### What the task asks
Copy out every line that contains "problems".

** Start **

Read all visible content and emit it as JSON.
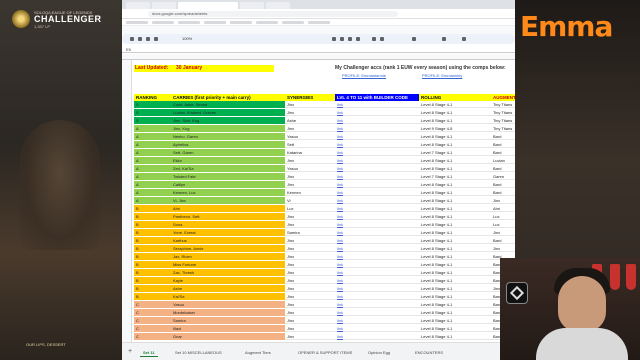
{
  "overlay": {
    "rank_sub": "SOLOQ/LEAGUE OF LEGENDS",
    "rank_title": "CHALLENGER",
    "rank_lp": "1,337 LP",
    "game_footer": "OUR LIPS, DESSERT",
    "brand_name": "Emma",
    "brand_color": "#ff8a1a"
  },
  "browser": {
    "url": "docs.google.com/spreadsheets",
    "zoom": "100%",
    "formula_ref": "E5"
  },
  "sheet": {
    "last_updated_label": "Last Updated:",
    "last_updated_value": "30 January",
    "info_line": "My Challenger accs (rank 1 EUW every season) using the comps below:",
    "profile_links": [
      "PROFILE: Emmastarmie",
      "PROFILE: Emmashiny"
    ],
    "headers": {
      "rank": "RANKING",
      "carries": "CARRIES (first priority + main carry)",
      "synergies": "SYNERGIES",
      "lv": "LVL 4 TO 11 with BUILDER CODE",
      "rolling": "ROLLING",
      "augments": "AUGMENTS"
    },
    "rank_colors": {
      "S": "#00b050",
      "A": "#92d050",
      "B": "#ffc000",
      "C": "#f4b183"
    },
    "rows": [
      {
        "rank": "S",
        "carries": "Corki, Ashe, Senna",
        "syn": "Jinx",
        "lv": "link",
        "roll": "Level 8 Stage 4-1",
        "aug": "Tiny Titans"
      },
      {
        "rank": "S",
        "carries": "Lucian, Kindred, Graves",
        "syn": "Jinx",
        "lv": "link",
        "roll": "Level 8 Stage 4-1",
        "aug": "Tiny Titans"
      },
      {
        "rank": "S",
        "carries": "Jinx, Sivir, Kog",
        "syn": "Ashe",
        "lv": "link",
        "roll": "Level 8 Stage 4-1",
        "aug": "Tiny Titans"
      },
      {
        "rank": "A",
        "carries": "Jinx, Kog",
        "syn": "Jinx",
        "lv": "link",
        "roll": "Level 9 Stage 4-5",
        "aug": "Tiny Titans"
      },
      {
        "rank": "A",
        "carries": "Neeko, Garen",
        "syn": "Yasuo",
        "lv": "link",
        "roll": "Level 8 Stage 4-1",
        "aug": "Bard"
      },
      {
        "rank": "A",
        "carries": "Aphelios",
        "syn": "Sett",
        "lv": "link",
        "roll": "Level 8 Stage 4-1",
        "aug": "Bard"
      },
      {
        "rank": "A",
        "carries": "Sett, Garen",
        "syn": "Katarina",
        "lv": "link",
        "roll": "Level 7 Stage 4-1",
        "aug": "Bard"
      },
      {
        "rank": "A",
        "carries": "Ekko",
        "syn": "Jinx",
        "lv": "link",
        "roll": "Level 8 Stage 4-1",
        "aug": "Lucian"
      },
      {
        "rank": "A",
        "carries": "Zed, Kai'Sa",
        "syn": "Yasuo",
        "lv": "link",
        "roll": "Level 8 Stage 4-1",
        "aug": "Bard"
      },
      {
        "rank": "A",
        "carries": "Twisted Fate",
        "syn": "Jinx",
        "lv": "link",
        "roll": "Level 7 Stage 4-1",
        "aug": "Garen"
      },
      {
        "rank": "A",
        "carries": "Caitlyn",
        "syn": "Jinx",
        "lv": "link",
        "roll": "Level 8 Stage 4-1",
        "aug": "Bard"
      },
      {
        "rank": "A",
        "carries": "Kennen, Lux",
        "syn": "Kennen",
        "lv": "link",
        "roll": "Level 8 Stage 4-1",
        "aug": "Bard"
      },
      {
        "rank": "A",
        "carries": "Vi, Jinx",
        "syn": "Vi",
        "lv": "link",
        "roll": "Level 8 Stage 4-1",
        "aug": "Jinx"
      },
      {
        "rank": "B",
        "carries": "Ahri",
        "syn": "Lux",
        "lv": "link",
        "roll": "Level 8 Stage 4-1",
        "aug": "Ahri"
      },
      {
        "rank": "B",
        "carries": "Pantheon, Sett",
        "syn": "Jinx",
        "lv": "link",
        "roll": "Level 8 Stage 4-1",
        "aug": "Lux"
      },
      {
        "rank": "B",
        "carries": "Sona",
        "syn": "Jinx",
        "lv": "link",
        "roll": "Level 8 Stage 4-1",
        "aug": "Lux"
      },
      {
        "rank": "B",
        "carries": "Yone, Ezreal",
        "syn": "Samira",
        "lv": "link",
        "roll": "Level 8 Stage 4-1",
        "aug": "Jinx"
      },
      {
        "rank": "B",
        "carries": "Karthus",
        "syn": "Jinx",
        "lv": "link",
        "roll": "Level 8 Stage 4-1",
        "aug": "Bard"
      },
      {
        "rank": "B",
        "carries": "Seraphine, Annie",
        "syn": "Jinx",
        "lv": "link",
        "roll": "Level 8 Stage 4-1",
        "aug": "Jinx"
      },
      {
        "rank": "B",
        "carries": "Jax, Riven",
        "syn": "Jinx",
        "lv": "link",
        "roll": "Level 8 Stage 4-1",
        "aug": "Bard"
      },
      {
        "rank": "B",
        "carries": "Miss Fortune",
        "syn": "Jinx",
        "lv": "link",
        "roll": "Level 8 Stage 4-1",
        "aug": "Bard"
      },
      {
        "rank": "B",
        "carries": "Zac, Thresh",
        "syn": "Jinx",
        "lv": "link",
        "roll": "Level 8 Stage 4-1",
        "aug": "Bard"
      },
      {
        "rank": "B",
        "carries": "Kayle",
        "syn": "Jinx",
        "lv": "link",
        "roll": "Level 8 Stage 4-1",
        "aug": "Bard"
      },
      {
        "rank": "B",
        "carries": "Ashe",
        "syn": "Jinx",
        "lv": "link",
        "roll": "Level 8 Stage 4-1",
        "aug": "Jinx"
      },
      {
        "rank": "B",
        "carries": "Kai'Sa",
        "syn": "Jinx",
        "lv": "link",
        "roll": "Level 8 Stage 4-1",
        "aug": "Bard"
      },
      {
        "rank": "C",
        "carries": "Yasuo",
        "syn": "Jinx",
        "lv": "link",
        "roll": "Level 8 Stage 4-1",
        "aug": "Bard"
      },
      {
        "rank": "C",
        "carries": "Mordekaiser",
        "syn": "Jinx",
        "lv": "link",
        "roll": "Level 8 Stage 4-1",
        "aug": "Bard"
      },
      {
        "rank": "C",
        "carries": "Samira",
        "syn": "Jinx",
        "lv": "link",
        "roll": "Level 8 Stage 4-1",
        "aug": "Bard"
      },
      {
        "rank": "C",
        "carries": "Illaoi",
        "syn": "Jinx",
        "lv": "link",
        "roll": "Level 8 Stage 4-1",
        "aug": "Bard"
      },
      {
        "rank": "C",
        "carries": "Gnar",
        "syn": "Jinx",
        "lv": "link",
        "roll": "Level 8 Stage 4-1",
        "aug": "Bard"
      }
    ],
    "tabs": [
      "Set 11",
      "Set 10 MISCELLANEOUS",
      "Augment Tiers",
      "OPENER & SUPPORT ITEMS",
      "Opinion Egg",
      "ENCOUNTERS"
    ],
    "active_tab": 0
  }
}
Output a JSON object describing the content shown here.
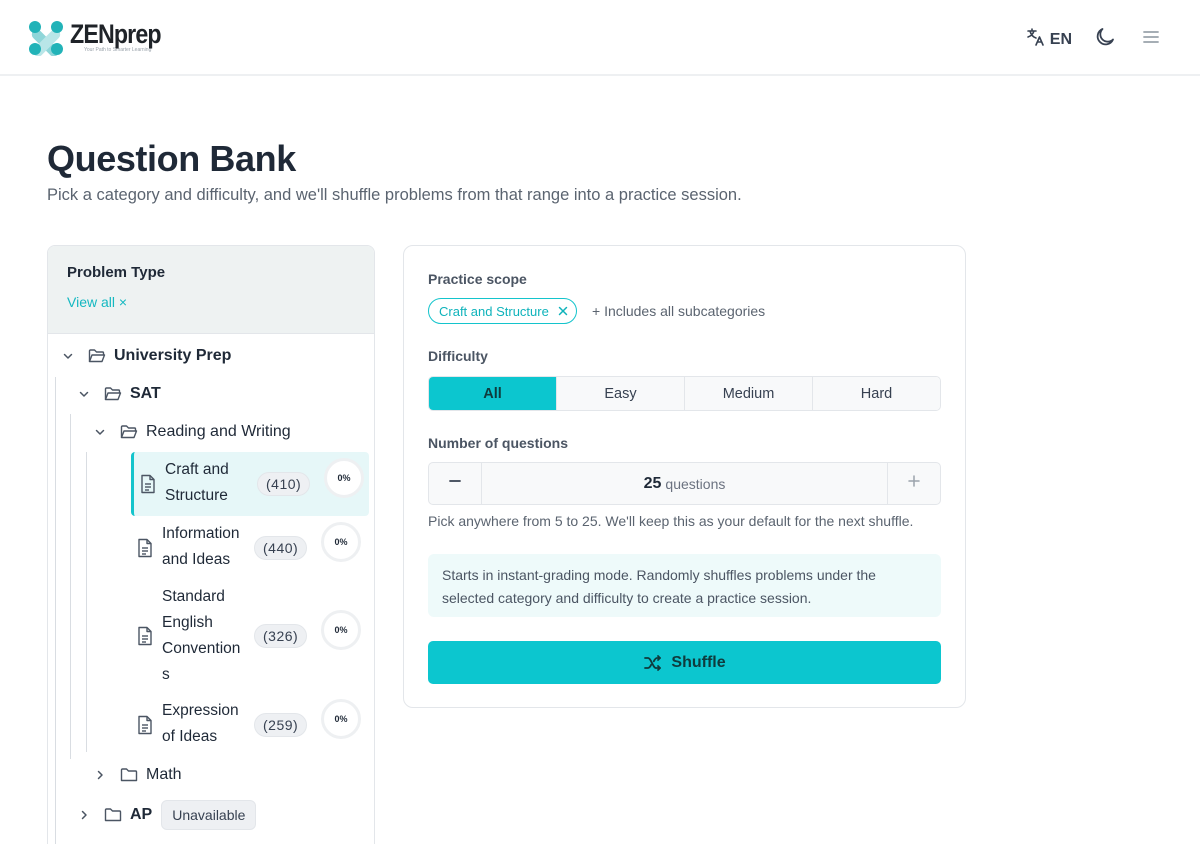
{
  "header": {
    "logo_text": "ZENprep",
    "logo_tagline": "Your Path to Smarter Learning",
    "language": "EN",
    "icons": [
      "translate-icon",
      "moon-icon",
      "hamburger-menu-icon"
    ]
  },
  "page": {
    "title": "Question Bank",
    "subtitle": "Pick a category and difficulty, and we'll shuffle problems from that range into a practice session."
  },
  "sidebar": {
    "title": "Problem Type",
    "view_all": "View all ×",
    "tree": {
      "root": "University Prep",
      "sat": "SAT",
      "reading_writing": "Reading and Writing",
      "leaves": [
        {
          "label": "Craft and Structure",
          "count": "(410)",
          "progress": "0%",
          "active": true
        },
        {
          "label": "Information and Ideas",
          "count": "(440)",
          "progress": "0%",
          "active": false
        },
        {
          "label": "Standard English Convention s",
          "count": "(326)",
          "progress": "0%",
          "active": false
        },
        {
          "label": "Expression of Ideas",
          "count": "(259)",
          "progress": "0%",
          "active": false
        }
      ],
      "math": "Math",
      "ap": "AP",
      "ap_badge": "Unavailable"
    }
  },
  "practice": {
    "scope_label": "Practice scope",
    "scope_chip": "Craft and Structure",
    "scope_note": "+ Includes all subcategories",
    "difficulty_label": "Difficulty",
    "difficulty_options": [
      "All",
      "Easy",
      "Medium",
      "Hard"
    ],
    "difficulty_selected": "All",
    "count_label": "Number of questions",
    "count_value": "25",
    "count_unit": "questions",
    "count_hint": "Pick anywhere from 5 to 25. We'll keep this as your default for the next shuffle.",
    "info_text": "Starts in instant-grading mode. Randomly shuffles problems under the selected category and difficulty to create a practice session.",
    "shuffle_label": "Shuffle"
  },
  "colors": {
    "accent": "#0cc6cf",
    "accent_text": "#14b8c1",
    "active_bg": "#e6f7f8",
    "info_bg": "#eefafa"
  }
}
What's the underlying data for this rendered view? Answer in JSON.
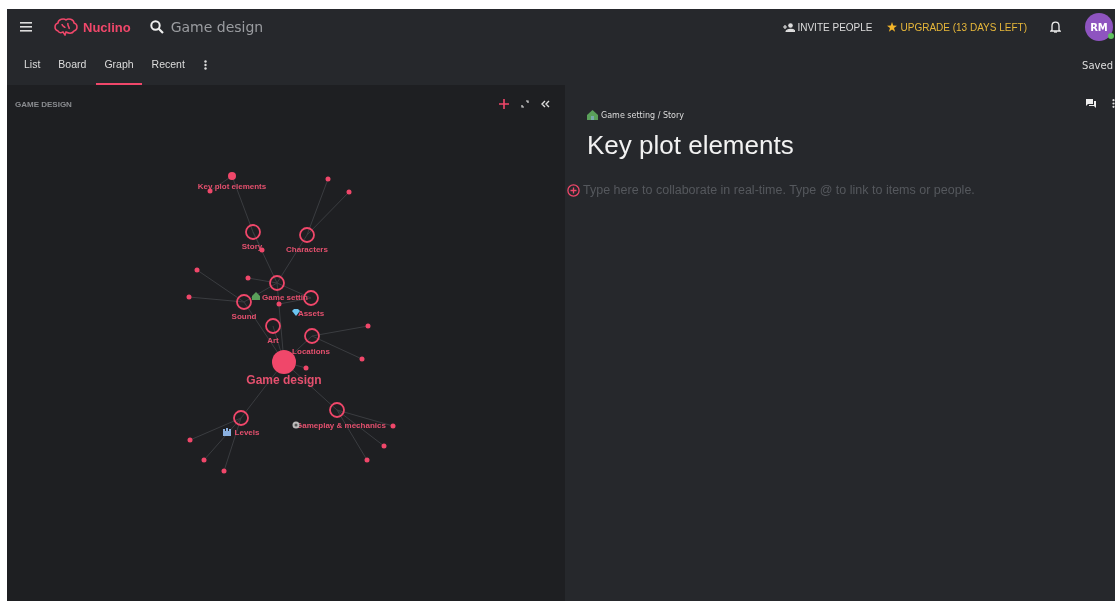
{
  "header": {
    "app_name": "Nuclino",
    "search": {
      "value": "Game design"
    },
    "invite": "INVITE PEOPLE",
    "upgrade": "UPGRADE (13 DAYS LEFT)",
    "avatar": {
      "initials": "RM",
      "online": true
    }
  },
  "tabs": [
    {
      "label": "List",
      "selected": false
    },
    {
      "label": "Board",
      "selected": false
    },
    {
      "label": "Graph",
      "selected": true
    },
    {
      "label": "Recent",
      "selected": false
    }
  ],
  "save_status": "Saved",
  "graph": {
    "title": "GAME DESIGN",
    "nodes": [
      {
        "label": "Game design",
        "kind": "root"
      },
      {
        "label": "Key plot elements",
        "kind": "leaf"
      },
      {
        "label": "Story",
        "kind": "cluster"
      },
      {
        "label": "Characters",
        "kind": "cluster"
      },
      {
        "label": "Game settin",
        "kind": "cluster"
      },
      {
        "label": "Sound",
        "kind": "cluster"
      },
      {
        "label": "Assets",
        "kind": "cluster"
      },
      {
        "label": "Art",
        "kind": "cluster"
      },
      {
        "label": "Locations",
        "kind": "cluster"
      },
      {
        "label": "Levels",
        "kind": "cluster"
      },
      {
        "label": "Gameplay & mechanics",
        "kind": "cluster"
      }
    ]
  },
  "document": {
    "breadcrumb": "Game setting / Story",
    "title": "Key plot elements",
    "placeholder": "Type here to collaborate in real-time. Type @ to link to items or people."
  }
}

** End **

### Exercise result
    "subtitle": "Pick a category and difficulty, and we'll shuffle problems from that range into a practice session."
    "info_text": "Starts in instant-grading mode. Randomly shuffles problems under the selected category and difficulty to create a practice session.",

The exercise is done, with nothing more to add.